Set problem. Copy all entries without alteration and skip the pictures they hold.

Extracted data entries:

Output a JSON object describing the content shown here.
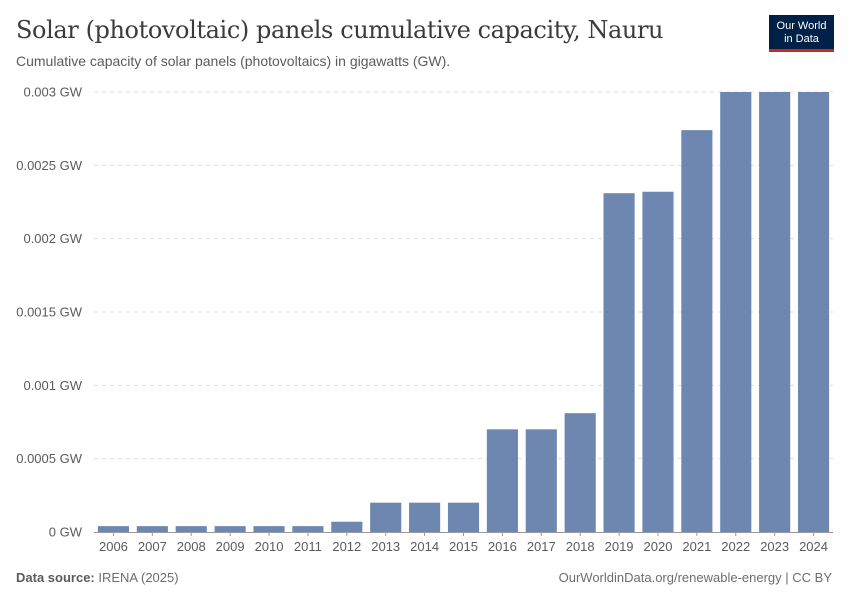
{
  "header": {
    "title": "Solar (photovoltaic) panels cumulative capacity, Nauru",
    "subtitle": "Cumulative capacity of solar panels (photovoltaics) in gigawatts (GW)."
  },
  "logo": {
    "line1": "Our World",
    "line2": "in Data"
  },
  "footer": {
    "source_label": "Data source:",
    "source_value": "IRENA (2025)",
    "right_text": "OurWorldinData.org/renewable-energy | CC BY"
  },
  "colors": {
    "bar": "#6d87b0",
    "grid": "#dddddd",
    "axis_text": "#5b5b5b",
    "axis_line": "#999999"
  },
  "chart_data": {
    "type": "bar",
    "title": "Solar (photovoltaic) panels cumulative capacity, Nauru",
    "xlabel": "",
    "ylabel": "",
    "unit": "GW",
    "categories": [
      "2006",
      "2007",
      "2008",
      "2009",
      "2010",
      "2011",
      "2012",
      "2013",
      "2014",
      "2015",
      "2016",
      "2017",
      "2018",
      "2019",
      "2020",
      "2021",
      "2022",
      "2023",
      "2024"
    ],
    "values": [
      4e-05,
      4e-05,
      4e-05,
      4e-05,
      4e-05,
      4e-05,
      7e-05,
      0.0002,
      0.0002,
      0.0002,
      0.0007,
      0.0007,
      0.00081,
      0.00231,
      0.00232,
      0.00274,
      0.003,
      0.003,
      0.003
    ],
    "ylim": [
      0,
      0.003
    ],
    "yticks": [
      0,
      0.0005,
      0.001,
      0.0015,
      0.002,
      0.0025,
      0.003
    ],
    "ytick_labels": [
      "0 GW",
      "0.0005 GW",
      "0.001 GW",
      "0.0015 GW",
      "0.002 GW",
      "0.0025 GW",
      "0.003 GW"
    ],
    "grid": true
  }
}
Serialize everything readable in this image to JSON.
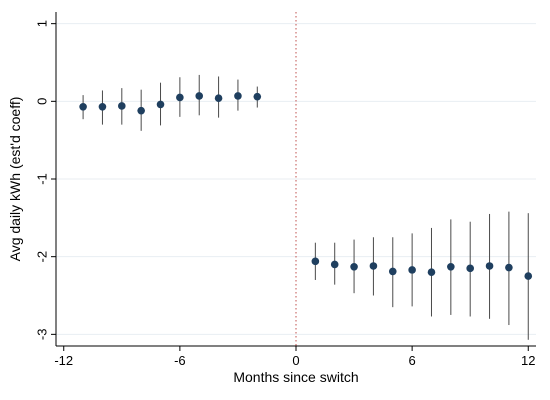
{
  "chart_data": {
    "type": "scatter",
    "title": "",
    "xlabel": "Months since switch",
    "ylabel": "Avg daily kWh (est'd coeff)",
    "xlim": [
      -12.4,
      12.4
    ],
    "ylim": [
      -3.15,
      1.15
    ],
    "xticks": [
      -12,
      -6,
      0,
      6,
      12
    ],
    "xtick_labels": [
      "-12",
      "-6",
      "0",
      "6",
      "12"
    ],
    "yticks": [
      1,
      0,
      -1,
      -2,
      -3
    ],
    "ytick_labels": [
      "1",
      "0",
      "-1",
      "-2",
      "-3"
    ],
    "grid": "horizontal",
    "legend": "none",
    "reference_line": {
      "x": 0,
      "style": "dotted",
      "color": "#c0504d"
    },
    "colors": {
      "marker": "#1f3f5f",
      "error_bar": "#4a4a4a",
      "grid": "#e8eef2"
    },
    "series": [
      {
        "x": [
          -11,
          -10,
          -9,
          -8,
          -7,
          -6,
          -5,
          -4,
          -3,
          -2,
          1,
          2,
          3,
          4,
          5,
          6,
          7,
          8,
          9,
          10,
          11,
          12
        ],
        "y": [
          -0.07,
          -0.07,
          -0.06,
          -0.12,
          -0.04,
          0.05,
          0.07,
          0.04,
          0.07,
          0.06,
          -2.06,
          -2.1,
          -2.13,
          -2.12,
          -2.19,
          -2.17,
          -2.2,
          -2.13,
          -2.15,
          -2.12,
          -2.14,
          -2.25
        ],
        "lower": [
          -0.23,
          -0.3,
          -0.3,
          -0.38,
          -0.31,
          -0.2,
          -0.18,
          -0.21,
          -0.12,
          -0.08,
          -2.3,
          -2.36,
          -2.47,
          -2.5,
          -2.65,
          -2.64,
          -2.77,
          -2.75,
          -2.77,
          -2.8,
          -2.88,
          -3.07
        ],
        "upper": [
          0.08,
          0.14,
          0.17,
          0.15,
          0.24,
          0.31,
          0.34,
          0.32,
          0.28,
          0.19,
          -1.82,
          -1.82,
          -1.78,
          -1.75,
          -1.75,
          -1.7,
          -1.63,
          -1.52,
          -1.55,
          -1.45,
          -1.42,
          -1.44
        ]
      }
    ]
  }
}
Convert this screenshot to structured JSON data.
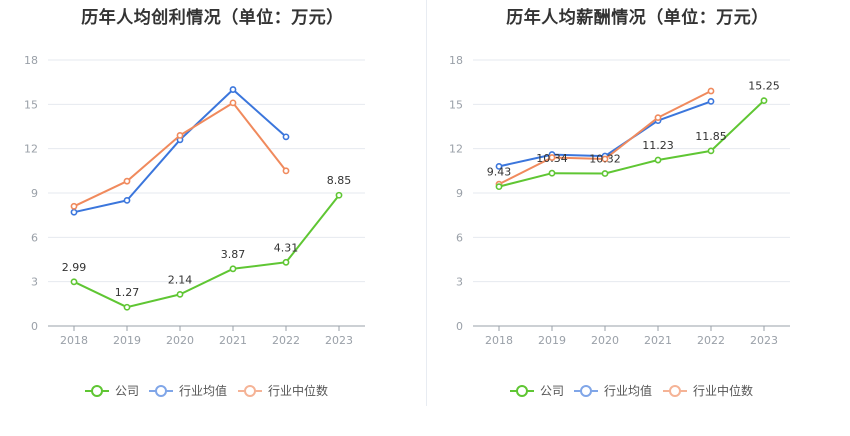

Expected output.
Output a JSON object describing the content shown here.
{
  "header": {
    "title": "Solar (photovoltaic) panels cumulative capacity, Nauru",
    "subtitle": "Cumulative capacity of solar panels (photovoltaics) in gigawatts (GW)."
  },
  "logo": {
    "line1": "Our World",
    "line2": "in Data"
  },
  "footer": {
    "source_label": "Data source:",
    "source_value": "IRENA (2025)",
    "right_text": "OurWorldinData.org/renewable-energy | CC BY"
  },
  "colors": {
    "bar": "#6d87b0",
    "grid": "#dddddd",
    "axis_text": "#5b5b5b",
    "axis_line": "#999999"
  },
  "chart_data": {
    "type": "bar",
    "title": "Solar (photovoltaic) panels cumulative capacity, Nauru",
    "xlabel": "",
    "ylabel": "",
    "unit": "GW",
    "categories": [
      "2006",
      "2007",
      "2008",
      "2009",
      "2010",
      "2011",
      "2012",
      "2013",
      "2014",
      "2015",
      "2016",
      "2017",
      "2018",
      "2019",
      "2020",
      "2021",
      "2022",
      "2023",
      "2024"
    ],
    "values": [
      4e-05,
      4e-05,
      4e-05,
      4e-05,
      4e-05,
      4e-05,
      7e-05,
      0.0002,
      0.0002,
      0.0002,
      0.0007,
      0.0007,
      0.00081,
      0.00231,
      0.00232,
      0.00274,
      0.003,
      0.003,
      0.003
    ],
    "ylim": [
      0,
      0.003
    ],
    "yticks": [
      0,
      0.0005,
      0.001,
      0.0015,
      0.002,
      0.0025,
      0.003
    ],
    "ytick_labels": [
      "0 GW",
      "0.0005 GW",
      "0.001 GW",
      "0.0015 GW",
      "0.002 GW",
      "0.0025 GW",
      "0.003 GW"
    ],
    "grid": true
  }
}
Serialize everything readable in this image to JSON.
{
  "chart_data": {
    "type": "scatter",
    "title": "",
    "xlabel": "Months since switch",
    "ylabel": "Avg daily kWh (est'd coeff)",
    "xlim": [
      -12.4,
      12.4
    ],
    "ylim": [
      -3.15,
      1.15
    ],
    "xticks": [
      -12,
      -6,
      0,
      6,
      12
    ],
    "xtick_labels": [
      "-12",
      "-6",
      "0",
      "6",
      "12"
    ],
    "yticks": [
      1,
      0,
      -1,
      -2,
      -3
    ],
    "ytick_labels": [
      "1",
      "0",
      "-1",
      "-2",
      "-3"
    ],
    "grid": "horizontal",
    "legend": "none",
    "reference_line": {
      "x": 0,
      "style": "dotted",
      "color": "#c0504d"
    },
    "colors": {
      "marker": "#1f3f5f",
      "error_bar": "#4a4a4a",
      "grid": "#e8eef2"
    },
    "series": [
      {
        "x": [
          -11,
          -10,
          -9,
          -8,
          -7,
          -6,
          -5,
          -4,
          -3,
          -2,
          1,
          2,
          3,
          4,
          5,
          6,
          7,
          8,
          9,
          10,
          11,
          12
        ],
        "y": [
          -0.07,
          -0.07,
          -0.06,
          -0.12,
          -0.04,
          0.05,
          0.07,
          0.04,
          0.07,
          0.06,
          -2.06,
          -2.1,
          -2.13,
          -2.12,
          -2.19,
          -2.17,
          -2.2,
          -2.13,
          -2.15,
          -2.12,
          -2.14,
          -2.25
        ],
        "lower": [
          -0.23,
          -0.3,
          -0.3,
          -0.38,
          -0.31,
          -0.2,
          -0.18,
          -0.21,
          -0.12,
          -0.08,
          -2.3,
          -2.36,
          -2.47,
          -2.5,
          -2.65,
          -2.64,
          -2.77,
          -2.75,
          -2.77,
          -2.8,
          -2.88,
          -3.07
        ],
        "upper": [
          0.08,
          0.14,
          0.17,
          0.15,
          0.24,
          0.31,
          0.34,
          0.32,
          0.28,
          0.19,
          -1.82,
          -1.82,
          -1.78,
          -1.75,
          -1.75,
          -1.7,
          -1.63,
          -1.52,
          -1.55,
          -1.45,
          -1.42,
          -1.44
        ]
      }
    ]
  }
}
Convert this screenshot to structured JSON data.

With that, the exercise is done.